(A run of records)
**********
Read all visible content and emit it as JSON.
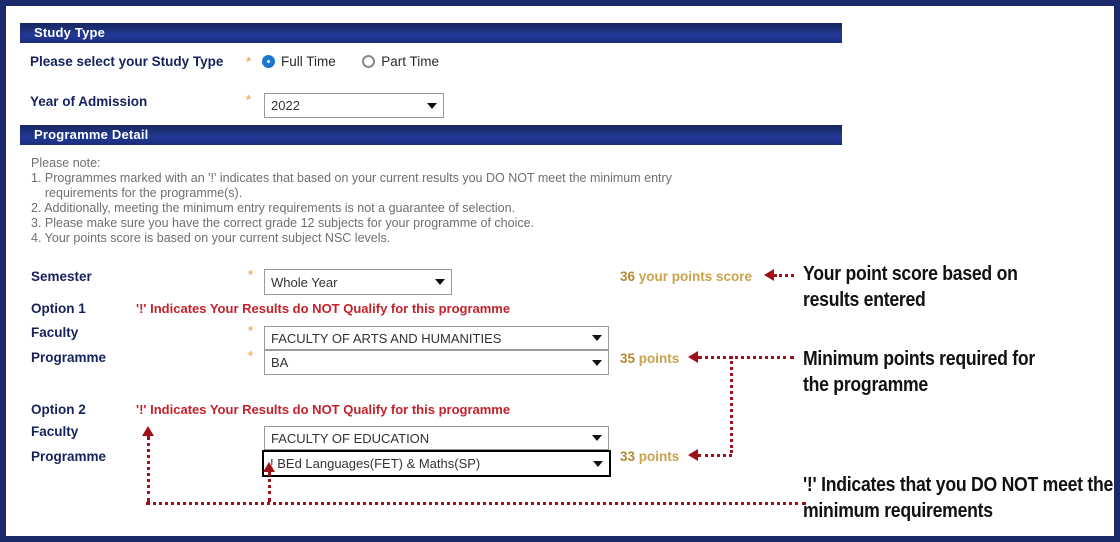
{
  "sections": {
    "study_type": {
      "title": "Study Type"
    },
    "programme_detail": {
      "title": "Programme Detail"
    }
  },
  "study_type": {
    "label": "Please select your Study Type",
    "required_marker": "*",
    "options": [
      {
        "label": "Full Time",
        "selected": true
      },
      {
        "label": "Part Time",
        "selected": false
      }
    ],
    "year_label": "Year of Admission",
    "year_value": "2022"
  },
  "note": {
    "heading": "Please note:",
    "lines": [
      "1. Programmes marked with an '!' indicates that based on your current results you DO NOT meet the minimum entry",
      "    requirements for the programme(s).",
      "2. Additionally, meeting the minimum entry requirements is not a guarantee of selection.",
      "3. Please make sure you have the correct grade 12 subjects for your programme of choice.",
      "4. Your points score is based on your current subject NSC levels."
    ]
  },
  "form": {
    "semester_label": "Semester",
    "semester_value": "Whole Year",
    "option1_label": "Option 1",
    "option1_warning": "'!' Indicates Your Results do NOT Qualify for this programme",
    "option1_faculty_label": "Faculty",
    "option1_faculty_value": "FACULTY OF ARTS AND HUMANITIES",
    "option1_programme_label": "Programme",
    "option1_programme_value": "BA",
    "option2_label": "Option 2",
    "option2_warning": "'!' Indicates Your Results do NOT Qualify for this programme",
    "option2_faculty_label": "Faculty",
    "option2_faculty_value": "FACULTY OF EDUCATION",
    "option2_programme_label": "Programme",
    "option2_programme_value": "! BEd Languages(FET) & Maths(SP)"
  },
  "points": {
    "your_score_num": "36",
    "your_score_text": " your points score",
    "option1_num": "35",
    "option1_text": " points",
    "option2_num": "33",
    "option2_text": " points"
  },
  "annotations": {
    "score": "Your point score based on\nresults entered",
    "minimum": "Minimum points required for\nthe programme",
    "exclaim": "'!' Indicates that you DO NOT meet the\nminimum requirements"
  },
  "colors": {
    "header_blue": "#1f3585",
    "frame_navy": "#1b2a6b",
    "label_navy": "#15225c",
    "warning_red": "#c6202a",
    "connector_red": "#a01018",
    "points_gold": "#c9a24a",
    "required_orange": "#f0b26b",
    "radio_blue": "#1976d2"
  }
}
**********
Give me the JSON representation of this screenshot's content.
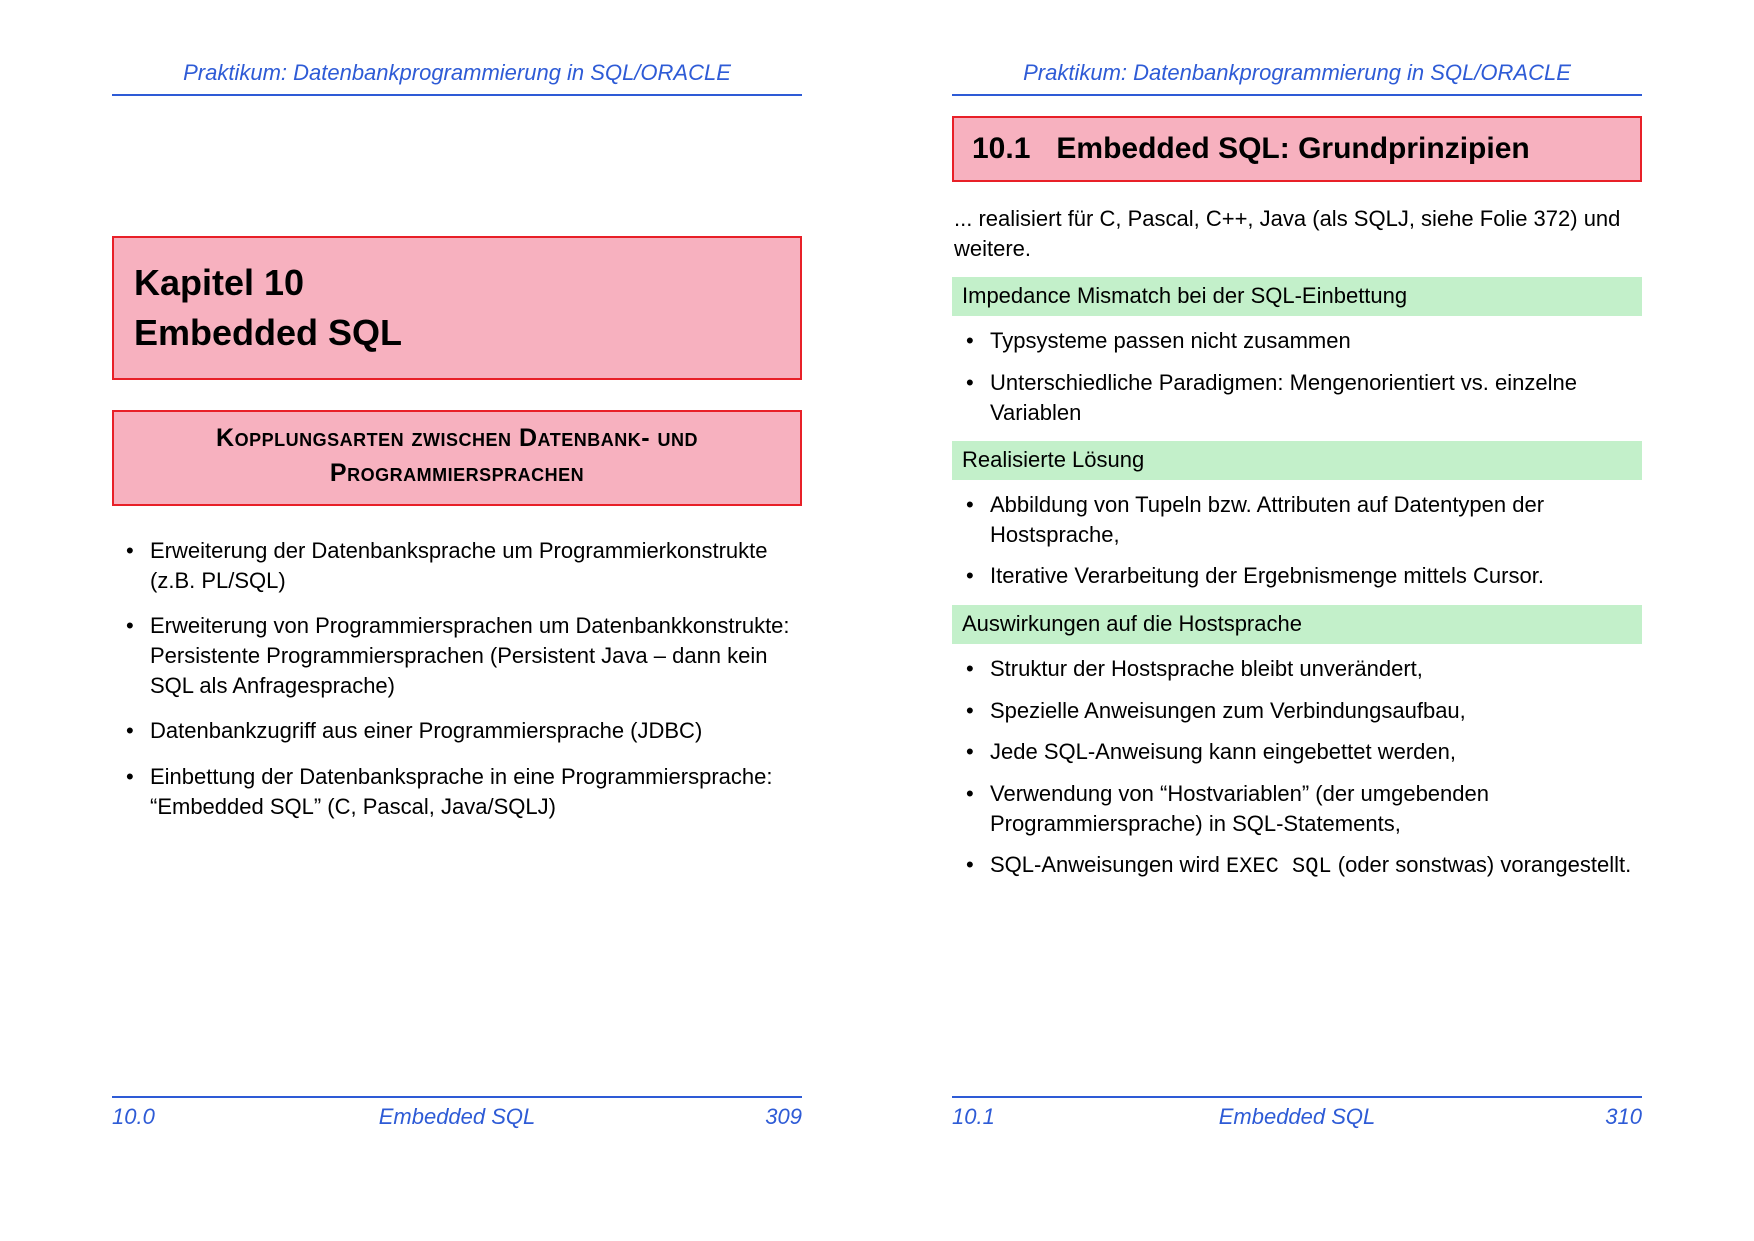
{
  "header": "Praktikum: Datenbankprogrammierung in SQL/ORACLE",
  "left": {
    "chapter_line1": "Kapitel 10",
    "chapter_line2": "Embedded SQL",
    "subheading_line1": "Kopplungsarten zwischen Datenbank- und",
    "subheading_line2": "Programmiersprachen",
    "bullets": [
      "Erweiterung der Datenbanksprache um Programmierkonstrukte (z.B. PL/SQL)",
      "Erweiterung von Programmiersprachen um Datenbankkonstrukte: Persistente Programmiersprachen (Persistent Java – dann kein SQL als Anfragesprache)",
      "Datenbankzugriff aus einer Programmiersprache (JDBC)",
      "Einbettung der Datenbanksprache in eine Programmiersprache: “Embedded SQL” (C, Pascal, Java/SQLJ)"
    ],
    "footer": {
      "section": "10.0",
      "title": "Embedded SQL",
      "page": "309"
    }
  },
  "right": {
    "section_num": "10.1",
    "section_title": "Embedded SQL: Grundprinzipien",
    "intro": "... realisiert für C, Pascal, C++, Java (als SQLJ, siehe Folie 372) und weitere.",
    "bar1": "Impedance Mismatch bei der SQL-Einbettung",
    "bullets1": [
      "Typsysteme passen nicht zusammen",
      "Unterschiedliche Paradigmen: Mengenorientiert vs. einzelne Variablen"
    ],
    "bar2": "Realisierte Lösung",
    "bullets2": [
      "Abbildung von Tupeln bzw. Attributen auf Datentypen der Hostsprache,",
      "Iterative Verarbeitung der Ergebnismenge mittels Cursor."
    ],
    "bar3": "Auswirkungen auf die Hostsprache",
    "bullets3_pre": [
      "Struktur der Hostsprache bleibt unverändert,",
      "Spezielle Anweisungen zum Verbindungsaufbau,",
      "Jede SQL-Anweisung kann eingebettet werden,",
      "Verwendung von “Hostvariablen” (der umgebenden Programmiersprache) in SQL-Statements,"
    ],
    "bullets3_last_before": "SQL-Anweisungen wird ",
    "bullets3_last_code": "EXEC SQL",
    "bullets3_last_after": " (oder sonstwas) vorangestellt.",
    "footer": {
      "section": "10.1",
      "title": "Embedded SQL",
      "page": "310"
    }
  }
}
**********
» **Task prompt**
Copy all lines of the listing above that contain the string "this".

» **Exercise answer**
    "option1_warning": "'!' Indicates Your Results do NOT Qualify for this programme",
    "option2_warning": "'!' Indicates Your Results do NOT Qualify for this programme",
Give me the JSON representation of this screenshot's content.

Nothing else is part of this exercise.